* [SET PROBLEM] Do not carry the pictures over; copy every other part of the entries exactly.

_ _ _ _

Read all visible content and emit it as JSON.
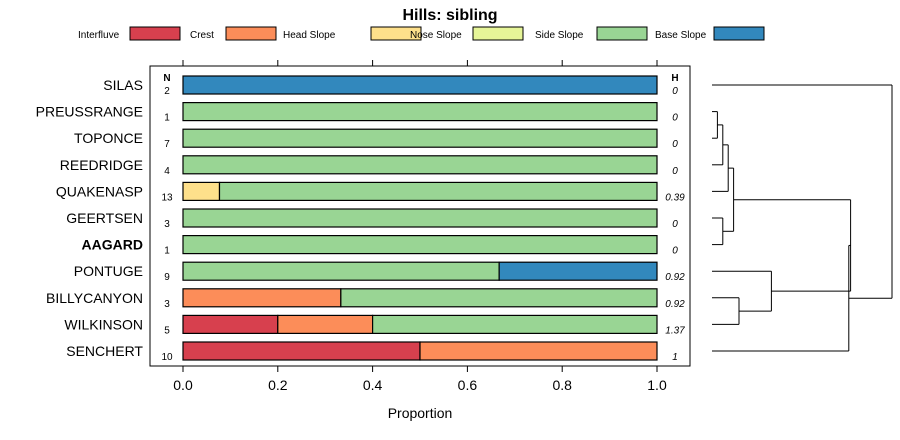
{
  "chart_data": {
    "type": "bar",
    "orientation": "horizontal",
    "stacked": true,
    "title": "Hills: sibling",
    "xlabel": "Proportion",
    "xlim": [
      0,
      1
    ],
    "xticks": [
      "0.0",
      "0.2",
      "0.4",
      "0.6",
      "0.8",
      "1.0"
    ],
    "xtick_values": [
      0,
      0.2,
      0.4,
      0.6,
      0.8,
      1.0
    ],
    "n_header": "N",
    "h_header": "H",
    "legend": [
      {
        "name": "Interfluve",
        "color": "#d7404e"
      },
      {
        "name": "Crest",
        "color": "#fc8d59"
      },
      {
        "name": "Head Slope",
        "color": "#fee08b"
      },
      {
        "name": "Nose Slope",
        "color": "#e6f598"
      },
      {
        "name": "Side Slope",
        "color": "#99d594"
      },
      {
        "name": "Base Slope",
        "color": "#3288bd"
      }
    ],
    "rows": [
      {
        "label": "SILAS",
        "n": "2",
        "h": "0",
        "bold": false,
        "values": [
          0,
          0,
          0,
          0,
          0,
          1
        ]
      },
      {
        "label": "PREUSSRANGE",
        "n": "1",
        "h": "0",
        "bold": false,
        "values": [
          0,
          0,
          0,
          0,
          1,
          0
        ]
      },
      {
        "label": "TOPONCE",
        "n": "7",
        "h": "0",
        "bold": false,
        "values": [
          0,
          0,
          0,
          0,
          1,
          0
        ]
      },
      {
        "label": "REEDRIDGE",
        "n": "4",
        "h": "0",
        "bold": false,
        "values": [
          0,
          0,
          0,
          0,
          1,
          0
        ]
      },
      {
        "label": "QUAKENASP",
        "n": "13",
        "h": "0.39",
        "bold": false,
        "values": [
          0,
          0,
          0.077,
          0,
          0.923,
          0
        ]
      },
      {
        "label": "GEERTSEN",
        "n": "3",
        "h": "0",
        "bold": false,
        "values": [
          0,
          0,
          0,
          0,
          1,
          0
        ]
      },
      {
        "label": "AAGARD",
        "n": "1",
        "h": "0",
        "bold": true,
        "values": [
          0,
          0,
          0,
          0,
          1,
          0
        ]
      },
      {
        "label": "PONTUGE",
        "n": "9",
        "h": "0.92",
        "bold": false,
        "values": [
          0,
          0,
          0,
          0,
          0.667,
          0.333
        ]
      },
      {
        "label": "BILLYCANYON",
        "n": "3",
        "h": "0.92",
        "bold": false,
        "values": [
          0,
          0.333,
          0,
          0,
          0.667,
          0
        ]
      },
      {
        "label": "WILKINSON",
        "n": "5",
        "h": "1.37",
        "bold": false,
        "values": [
          0.2,
          0.2,
          0,
          0,
          0.6,
          0
        ]
      },
      {
        "label": "SENCHERT",
        "n": "10",
        "h": "1",
        "bold": false,
        "values": [
          0.5,
          0.5,
          0,
          0,
          0,
          0
        ]
      }
    ],
    "dendrogram": {
      "leaves": [
        "SILAS",
        "PREUSSRANGE",
        "TOPONCE",
        "REEDRIDGE",
        "QUAKENASP",
        "GEERTSEN",
        "AAGARD",
        "PONTUGE",
        "BILLYCANYON",
        "WILKINSON",
        "SENCHERT"
      ],
      "merges": [
        {
          "left": "PREUSSRANGE",
          "right": "TOPONCE",
          "height": 0.03
        },
        {
          "left": "m0",
          "right": "REEDRIDGE",
          "height": 0.06
        },
        {
          "left": "m1",
          "right": "QUAKENASP",
          "height": 0.09
        },
        {
          "left": "GEERTSEN",
          "right": "AAGARD",
          "height": 0.06
        },
        {
          "left": "m2",
          "right": "m3",
          "height": 0.12
        },
        {
          "left": "BILLYCANYON",
          "right": "WILKINSON",
          "height": 0.15
        },
        {
          "left": "PONTUGE",
          "right": "m5",
          "height": 0.33
        },
        {
          "left": "m4",
          "right": "m6",
          "height": 0.77
        },
        {
          "left": "m7",
          "right": "SENCHERT",
          "height": 0.76
        },
        {
          "left": "SILAS",
          "right": "m8",
          "height": 1.0
        }
      ]
    }
  }
}
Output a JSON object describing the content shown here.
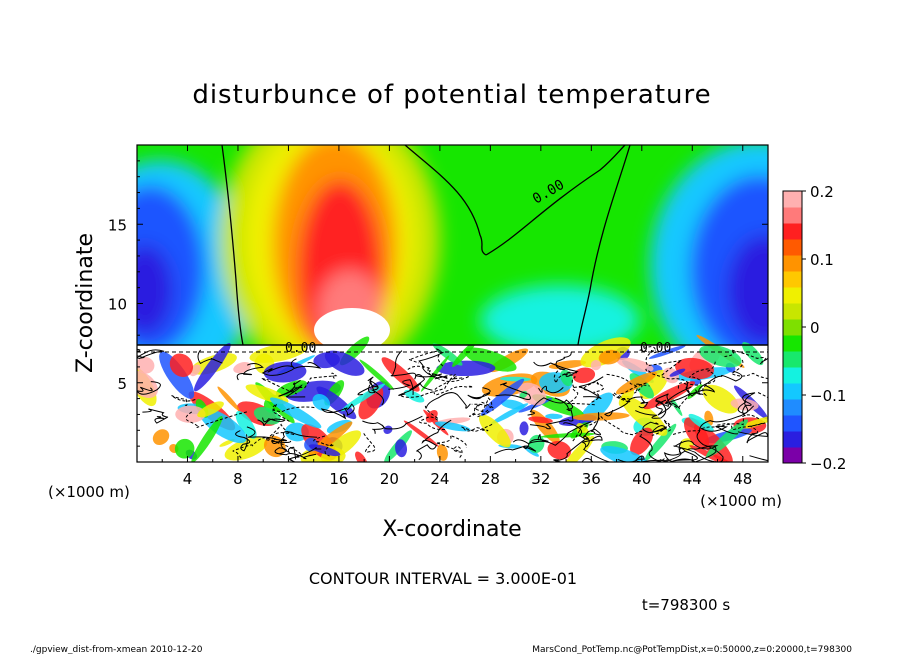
{
  "chart_data": {
    "type": "heatmap",
    "title": "disturbunce of potential temperature",
    "xlabel": "X-coordinate",
    "ylabel": "Z-coordinate",
    "x_unit_left": "(×1000 m)",
    "x_unit_right": "(×1000 m)",
    "x_ticks": [
      "4",
      "8",
      "12",
      "16",
      "20",
      "24",
      "28",
      "32",
      "36",
      "40",
      "44",
      "48"
    ],
    "x_tick_values": [
      4,
      8,
      12,
      16,
      20,
      24,
      28,
      32,
      36,
      40,
      44,
      48
    ],
    "y_ticks": [
      "5",
      "10",
      "15"
    ],
    "y_tick_values": [
      5,
      10,
      15
    ],
    "xlim": [
      0,
      50
    ],
    "ylim": [
      0,
      20
    ],
    "colorbar": {
      "ticks": [
        "0.2",
        "0.1",
        "0",
        "−0.1",
        "−0.2"
      ],
      "values": [
        0.2,
        0.1,
        0,
        -0.1,
        -0.2
      ],
      "range": [
        -0.2,
        0.2
      ],
      "colors": [
        "#7b00a8",
        "#2a1fe0",
        "#1f55ff",
        "#1f8cff",
        "#13c8ff",
        "#14f2e0",
        "#18e86c",
        "#16e600",
        "#7ee000",
        "#c8e600",
        "#f0f000",
        "#ffc800",
        "#ff9300",
        "#ff5a00",
        "#ff2020",
        "#ff7a7a",
        "#ffb0b0"
      ]
    },
    "contour_label": "0.00",
    "contour_interval_text": "CONTOUR INTERVAL = 3.000E-01",
    "time_text": "t=798300  s"
  },
  "footer": {
    "left": "./gpview_dist-from-xmean  2010-12-20",
    "right": "MarsCond_PotTemp.nc@PotTempDist,x=0:50000,z=0:20000,t=798300"
  }
}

_ _ _ _

* [SOLUTION TO THE PROBLEM]
Read all visible content and emit it as JSON.
{
  "chart_data": {
    "type": "bar",
    "orientation": "horizontal",
    "stacked": true,
    "title": "Hills: sibling",
    "xlabel": "Proportion",
    "xlim": [
      0,
      1
    ],
    "xticks": [
      "0.0",
      "0.2",
      "0.4",
      "0.6",
      "0.8",
      "1.0"
    ],
    "xtick_values": [
      0,
      0.2,
      0.4,
      0.6,
      0.8,
      1.0
    ],
    "n_header": "N",
    "h_header": "H",
    "legend": [
      {
        "name": "Interfluve",
        "color": "#d7404e"
      },
      {
        "name": "Crest",
        "color": "#fc8d59"
      },
      {
        "name": "Head Slope",
        "color": "#fee08b"
      },
      {
        "name": "Nose Slope",
        "color": "#e6f598"
      },
      {
        "name": "Side Slope",
        "color": "#99d594"
      },
      {
        "name": "Base Slope",
        "color": "#3288bd"
      }
    ],
    "rows": [
      {
        "label": "SILAS",
        "n": "2",
        "h": "0",
        "bold": false,
        "values": [
          0,
          0,
          0,
          0,
          0,
          1
        ]
      },
      {
        "label": "PREUSSRANGE",
        "n": "1",
        "h": "0",
        "bold": false,
        "values": [
          0,
          0,
          0,
          0,
          1,
          0
        ]
      },
      {
        "label": "TOPONCE",
        "n": "7",
        "h": "0",
        "bold": false,
        "values": [
          0,
          0,
          0,
          0,
          1,
          0
        ]
      },
      {
        "label": "REEDRIDGE",
        "n": "4",
        "h": "0",
        "bold": false,
        "values": [
          0,
          0,
          0,
          0,
          1,
          0
        ]
      },
      {
        "label": "QUAKENASP",
        "n": "13",
        "h": "0.39",
        "bold": false,
        "values": [
          0,
          0,
          0.077,
          0,
          0.923,
          0
        ]
      },
      {
        "label": "GEERTSEN",
        "n": "3",
        "h": "0",
        "bold": false,
        "values": [
          0,
          0,
          0,
          0,
          1,
          0
        ]
      },
      {
        "label": "AAGARD",
        "n": "1",
        "h": "0",
        "bold": true,
        "values": [
          0,
          0,
          0,
          0,
          1,
          0
        ]
      },
      {
        "label": "PONTUGE",
        "n": "9",
        "h": "0.92",
        "bold": false,
        "values": [
          0,
          0,
          0,
          0,
          0.667,
          0.333
        ]
      },
      {
        "label": "BILLYCANYON",
        "n": "3",
        "h": "0.92",
        "bold": false,
        "values": [
          0,
          0.333,
          0,
          0,
          0.667,
          0
        ]
      },
      {
        "label": "WILKINSON",
        "n": "5",
        "h": "1.37",
        "bold": false,
        "values": [
          0.2,
          0.2,
          0,
          0,
          0.6,
          0
        ]
      },
      {
        "label": "SENCHERT",
        "n": "10",
        "h": "1",
        "bold": false,
        "values": [
          0.5,
          0.5,
          0,
          0,
          0,
          0
        ]
      }
    ],
    "dendrogram": {
      "leaves": [
        "SILAS",
        "PREUSSRANGE",
        "TOPONCE",
        "REEDRIDGE",
        "QUAKENASP",
        "GEERTSEN",
        "AAGARD",
        "PONTUGE",
        "BILLYCANYON",
        "WILKINSON",
        "SENCHERT"
      ],
      "merges": [
        {
          "left": "PREUSSRANGE",
          "right": "TOPONCE",
          "height": 0.03
        },
        {
          "left": "m0",
          "right": "REEDRIDGE",
          "height": 0.06
        },
        {
          "left": "m1",
          "right": "QUAKENASP",
          "height": 0.09
        },
        {
          "left": "GEERTSEN",
          "right": "AAGARD",
          "height": 0.06
        },
        {
          "left": "m2",
          "right": "m3",
          "height": 0.12
        },
        {
          "left": "BILLYCANYON",
          "right": "WILKINSON",
          "height": 0.15
        },
        {
          "left": "PONTUGE",
          "right": "m5",
          "height": 0.33
        },
        {
          "left": "m4",
          "right": "m6",
          "height": 0.77
        },
        {
          "left": "m7",
          "right": "SENCHERT",
          "height": 0.76
        },
        {
          "left": "SILAS",
          "right": "m8",
          "height": 1.0
        }
      ]
    }
  }
}
Output a JSON object describing the content shown here.
{
  "chart_data": {
    "type": "heatmap",
    "title": "disturbunce of potential temperature",
    "xlabel": "X-coordinate",
    "ylabel": "Z-coordinate",
    "x_unit_left": "(×1000 m)",
    "x_unit_right": "(×1000 m)",
    "x_ticks": [
      "4",
      "8",
      "12",
      "16",
      "20",
      "24",
      "28",
      "32",
      "36",
      "40",
      "44",
      "48"
    ],
    "x_tick_values": [
      4,
      8,
      12,
      16,
      20,
      24,
      28,
      32,
      36,
      40,
      44,
      48
    ],
    "y_ticks": [
      "5",
      "10",
      "15"
    ],
    "y_tick_values": [
      5,
      10,
      15
    ],
    "xlim": [
      0,
      50
    ],
    "ylim": [
      0,
      20
    ],
    "colorbar": {
      "ticks": [
        "0.2",
        "0.1",
        "0",
        "−0.1",
        "−0.2"
      ],
      "values": [
        0.2,
        0.1,
        0,
        -0.1,
        -0.2
      ],
      "range": [
        -0.2,
        0.2
      ],
      "colors": [
        "#7b00a8",
        "#2a1fe0",
        "#1f55ff",
        "#1f8cff",
        "#13c8ff",
        "#14f2e0",
        "#18e86c",
        "#16e600",
        "#7ee000",
        "#c8e600",
        "#f0f000",
        "#ffc800",
        "#ff9300",
        "#ff5a00",
        "#ff2020",
        "#ff7a7a",
        "#ffb0b0"
      ]
    },
    "contour_label": "0.00",
    "contour_interval_text": "CONTOUR INTERVAL = 3.000E-01",
    "time_text": "t=798300  s"
  },
  "footer": {
    "left": "./gpview_dist-from-xmean  2010-12-20",
    "right": "MarsCond_PotTemp.nc@PotTempDist,x=0:50000,z=0:20000,t=798300"
  }
}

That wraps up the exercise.